> SUPPLIED ENTRIES:
--------------------

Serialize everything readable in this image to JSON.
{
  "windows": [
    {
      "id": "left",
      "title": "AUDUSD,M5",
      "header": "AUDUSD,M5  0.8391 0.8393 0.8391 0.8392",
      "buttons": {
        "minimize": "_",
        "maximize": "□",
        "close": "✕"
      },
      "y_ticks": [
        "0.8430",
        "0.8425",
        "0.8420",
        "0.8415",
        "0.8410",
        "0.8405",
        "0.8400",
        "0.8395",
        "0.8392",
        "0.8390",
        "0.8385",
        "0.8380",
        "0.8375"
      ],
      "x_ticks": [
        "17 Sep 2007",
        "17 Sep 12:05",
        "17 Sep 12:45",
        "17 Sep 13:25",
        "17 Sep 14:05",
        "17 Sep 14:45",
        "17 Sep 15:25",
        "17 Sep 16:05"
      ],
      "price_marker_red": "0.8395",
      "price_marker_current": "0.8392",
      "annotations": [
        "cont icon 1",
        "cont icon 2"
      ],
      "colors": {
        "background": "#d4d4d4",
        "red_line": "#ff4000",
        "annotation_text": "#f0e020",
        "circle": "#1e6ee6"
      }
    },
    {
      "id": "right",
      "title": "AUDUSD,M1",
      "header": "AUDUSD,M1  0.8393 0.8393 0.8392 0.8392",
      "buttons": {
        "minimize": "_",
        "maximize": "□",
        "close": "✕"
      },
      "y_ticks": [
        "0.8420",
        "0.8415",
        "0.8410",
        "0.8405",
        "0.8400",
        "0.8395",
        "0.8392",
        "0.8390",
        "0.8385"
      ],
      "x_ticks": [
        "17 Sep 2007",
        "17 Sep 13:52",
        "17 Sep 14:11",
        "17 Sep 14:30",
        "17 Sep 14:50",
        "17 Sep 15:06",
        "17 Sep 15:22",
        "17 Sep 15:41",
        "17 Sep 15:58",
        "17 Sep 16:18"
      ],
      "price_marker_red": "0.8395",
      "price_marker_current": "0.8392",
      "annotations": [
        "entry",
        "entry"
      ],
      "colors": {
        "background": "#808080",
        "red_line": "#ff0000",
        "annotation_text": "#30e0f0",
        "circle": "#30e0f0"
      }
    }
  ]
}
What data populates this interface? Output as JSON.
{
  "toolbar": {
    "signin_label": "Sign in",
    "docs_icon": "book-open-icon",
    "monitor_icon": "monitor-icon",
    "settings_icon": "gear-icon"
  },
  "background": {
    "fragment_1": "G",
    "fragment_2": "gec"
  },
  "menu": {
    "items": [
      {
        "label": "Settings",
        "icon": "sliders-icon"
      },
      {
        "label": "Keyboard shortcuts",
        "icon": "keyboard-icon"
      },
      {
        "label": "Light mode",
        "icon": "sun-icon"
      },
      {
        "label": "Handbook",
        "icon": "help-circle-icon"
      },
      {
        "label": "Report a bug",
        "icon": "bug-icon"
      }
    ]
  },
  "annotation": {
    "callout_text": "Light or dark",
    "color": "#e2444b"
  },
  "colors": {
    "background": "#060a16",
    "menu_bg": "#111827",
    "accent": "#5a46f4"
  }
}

--------------------

> THE REQUEST:
For this exercise, gather every line of the data that contains the word "background".

> THE SOLUTION:
        "background": "#d4d4d4",
        "background": "#808080",
  "background": {
    "background": "#060a16",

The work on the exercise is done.